◆ **PROBLEM SET**:
1 > In the Italy travel notes, which Lake Como town did the travelers stay in?
2 > According to the Italy travel notes, why did the travelers expect late spring and early summer to be the best time for the trip? Explain in one to three sentences.
3 > Pick up the Italy travel notes after their final sentence and keep writing.

◆ **DOCUMENT SEGMENT**:
Trento – This historic city (home of the Council of Trent) also featured an interesting mix of German and Italian influences in its architecture and food. With a happening plaza and a charming centro storico (historical center), it was well worth spending the night here. Heck, we were even able to see an attractive waterfall that I dubbed “Cascata di Trento”.
Riva del Garda – When it comes to lakeside towns, there’s not many that can match the beauty of this town. For it sat at the far northern end of Lake Garda, which itself was backed by steep mountains, and the town itself featured the cobblestoned streets, stone buildings, and even a tower (Bastione) perched on a hill that we were able to climb up to and get even more mindblowing vistas of the town juxtaposed by the lake.
Lake Como – Although this is a big lake with towns dotted about its perimeter, we managed to stay in Lenno and visit Bellagio. We also checked out the beautiful Villa Balbionello, which featured prominently in the Star Wars II movie.
Milan – This city was the last stop in our Italian (mostly) self-guided tour, and in this fashion capital, we checked out the cathedral as well as the galleria (that looked a lot like the one we saw in Naples). We also checked out a little canal part of the city called Navigli, which had a bit of an edgy charm to it.
On this trip, we had timed it in the hopes of thinking that late Spring and early Summer would be the ideal time to visit this Mediterranean country (based on the similarities of the climate with our own, which also features a Mediterranean-like climate). That said, this trip surprised us in many ways, and here’s some of the lessons learned…
Learning Italian Helps: In order to prepare for this trip, I spent upwards of five months self-learning Italian with a combination of books and CDs while on the train (both reading and listening or following along) or just listening while driving in the car. While the language is distinctly different from both Spanish and French, I had enough of a working knowledge of both languages to essentially jump start my Italian learning.
By the end of this trip, I was proficient enough in the language to carry on a nerve-wracking dialog with an elderly lady over the phone in order to arrange for a ride both to and from the accommodation near the Fiumicino Airport. Even if real-time conversations isn’t up to par (it never is unless you’ve actually lived and/or worked speaking only that language for at least a year), it helps with reading signs and printed material where you’re not under pressure to come up with something right away. It also helps to not only train your ears and mind to the language itself, but it also enabled me to pick up expressions that were commonly used that we heard over and over again during these three weeks of the trip.

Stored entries
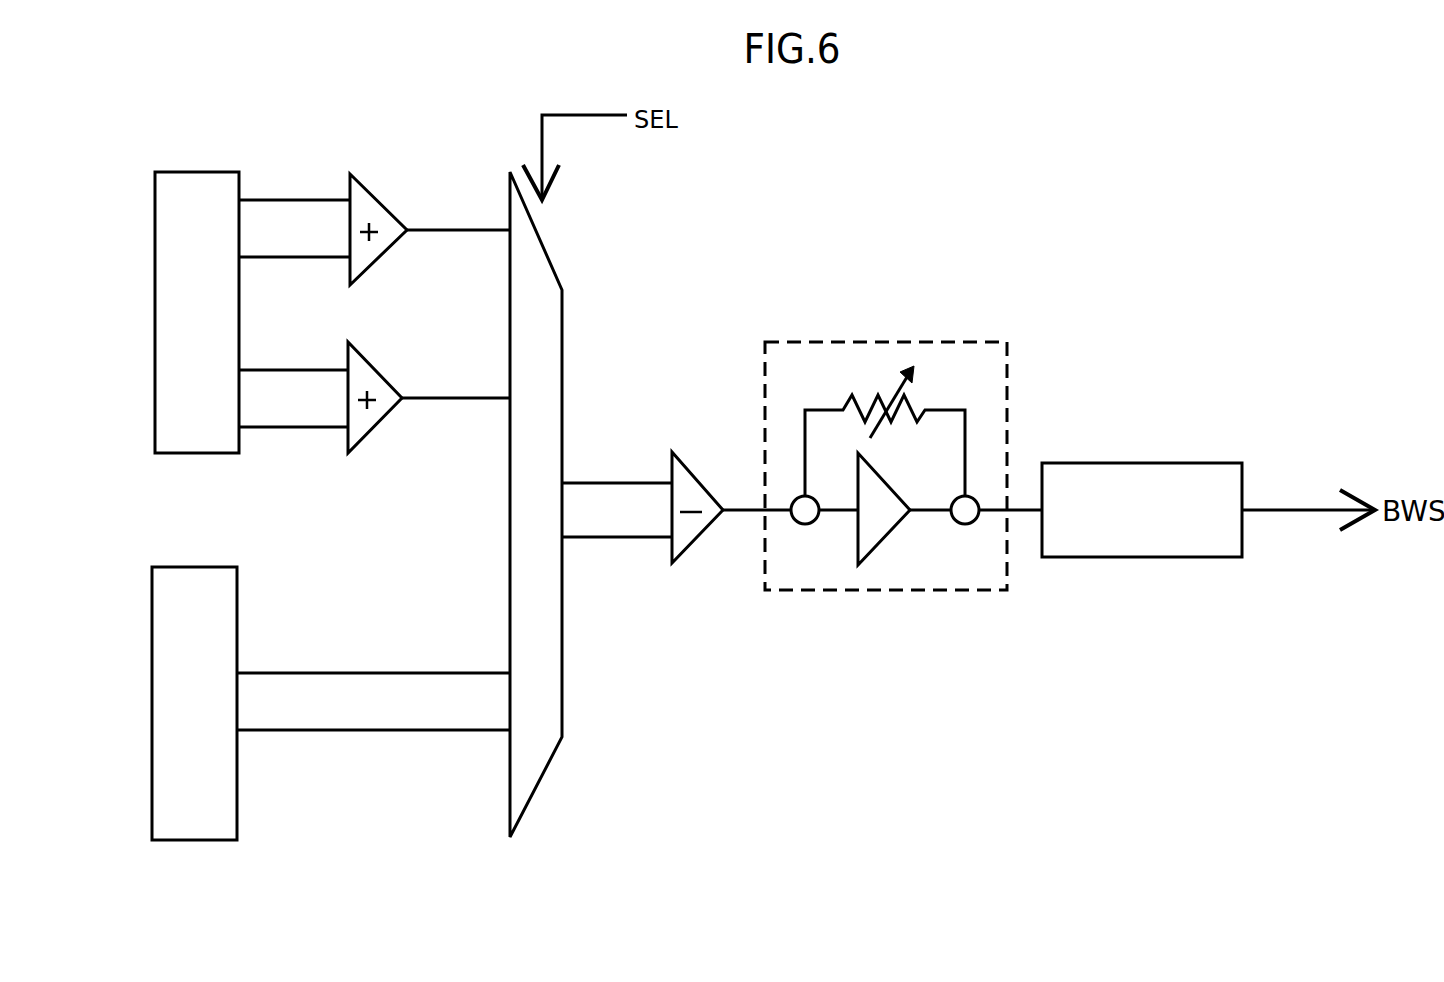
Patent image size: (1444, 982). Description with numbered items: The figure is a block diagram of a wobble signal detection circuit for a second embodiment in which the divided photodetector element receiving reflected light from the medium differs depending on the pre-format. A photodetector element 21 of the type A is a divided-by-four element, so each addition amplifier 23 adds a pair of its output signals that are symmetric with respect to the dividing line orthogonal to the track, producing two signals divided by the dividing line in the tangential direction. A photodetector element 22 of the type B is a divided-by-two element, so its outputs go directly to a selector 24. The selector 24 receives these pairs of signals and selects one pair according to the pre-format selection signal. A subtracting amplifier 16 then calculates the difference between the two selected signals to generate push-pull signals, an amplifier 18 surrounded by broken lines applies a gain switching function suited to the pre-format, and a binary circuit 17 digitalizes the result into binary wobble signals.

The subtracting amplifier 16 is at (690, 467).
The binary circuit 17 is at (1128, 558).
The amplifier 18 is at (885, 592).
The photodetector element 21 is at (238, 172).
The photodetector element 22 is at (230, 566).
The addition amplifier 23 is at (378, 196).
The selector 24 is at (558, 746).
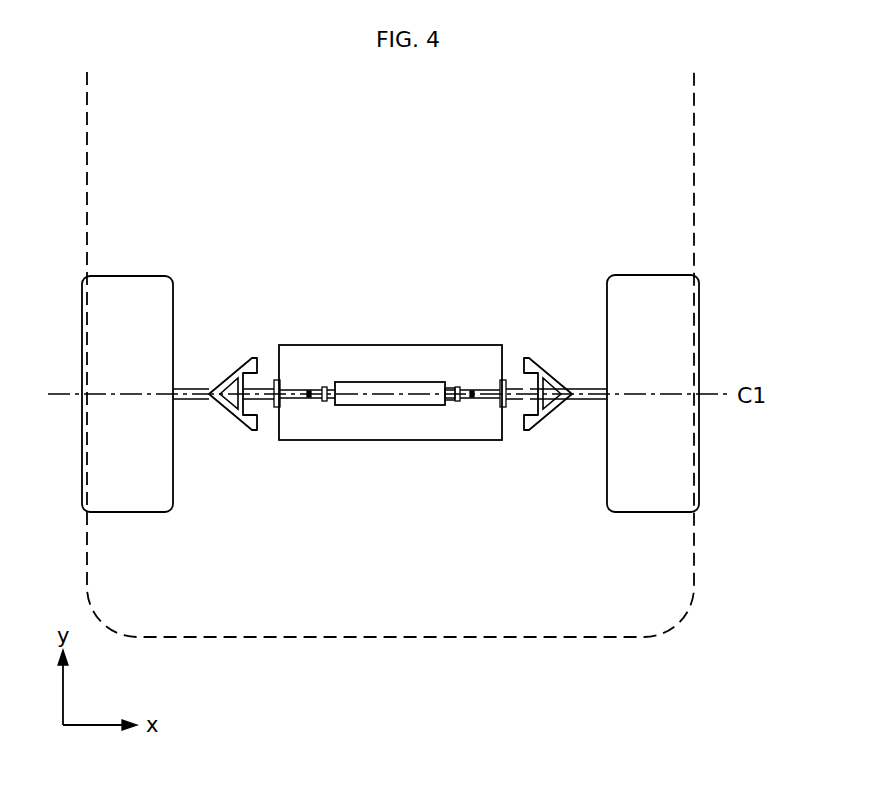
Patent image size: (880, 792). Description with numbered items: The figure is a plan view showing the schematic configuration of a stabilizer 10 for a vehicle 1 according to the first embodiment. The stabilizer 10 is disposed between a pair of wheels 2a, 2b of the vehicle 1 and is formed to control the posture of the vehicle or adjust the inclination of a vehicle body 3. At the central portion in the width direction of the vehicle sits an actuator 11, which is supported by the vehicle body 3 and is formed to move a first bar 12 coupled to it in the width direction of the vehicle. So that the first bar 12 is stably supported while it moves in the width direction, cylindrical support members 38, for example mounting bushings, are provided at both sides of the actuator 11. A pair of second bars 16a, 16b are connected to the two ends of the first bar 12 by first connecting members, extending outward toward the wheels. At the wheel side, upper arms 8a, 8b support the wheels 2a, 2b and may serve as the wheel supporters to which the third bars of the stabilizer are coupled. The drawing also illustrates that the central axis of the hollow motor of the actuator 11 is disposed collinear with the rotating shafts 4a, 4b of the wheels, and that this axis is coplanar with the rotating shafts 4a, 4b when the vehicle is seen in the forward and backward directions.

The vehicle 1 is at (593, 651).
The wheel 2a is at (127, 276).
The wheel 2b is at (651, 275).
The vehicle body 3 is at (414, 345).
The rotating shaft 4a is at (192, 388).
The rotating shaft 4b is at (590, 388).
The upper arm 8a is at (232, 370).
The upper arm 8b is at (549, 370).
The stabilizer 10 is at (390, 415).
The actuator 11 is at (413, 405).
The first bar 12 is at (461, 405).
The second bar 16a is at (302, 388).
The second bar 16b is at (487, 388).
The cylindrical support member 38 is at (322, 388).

◆ **ANSWERS TO THE EXERCISE**:
1 > They stayed in Lenno.

2 > They thought those months would be ideal because Italy's climate is similar to their own. Their home climate is also Mediterranean-like.

3 >
Travel Insurance Since this trip was at least three weeks long, we bought this in order to have some piece of mind just in case the unthinkable happens. Although we didn’t take out a claim regarding this trip, we both did suffer from food poisoning which certainly caused some bouts of nausea and vomiting for nearly a week. We attributed it to bad mussels or something from the Amalfi Coast that would up ruining any chance at enjoying food in Toscana and Umbria, but it just goes to show you that you never know what can happen that might impact the money spent on the trip let alone the enjoyment factor.
Smoking: Although smoking is prevalent throughout Europe, it was particularly bad when seated in any outdoor establishment. Often that means having to sit inside the restaurant which meant losing out on the ambiance and people watching. Also, sometimes the second hand smoke wafts inside the restaurant itself, and if there’s little to no ventilation, that second hand smoke accumulates and could be worse than if sitting outside.
This was the main reason why we didn’t bring our daughter on this trip, and in hindsight, it was probably a good call considering it was practically unavoidable almost everywhere we went in Italy. We were also very cognizant of the impact second hand smoke would have had while she was still developing (not to mention other logistics we would have had to contend with).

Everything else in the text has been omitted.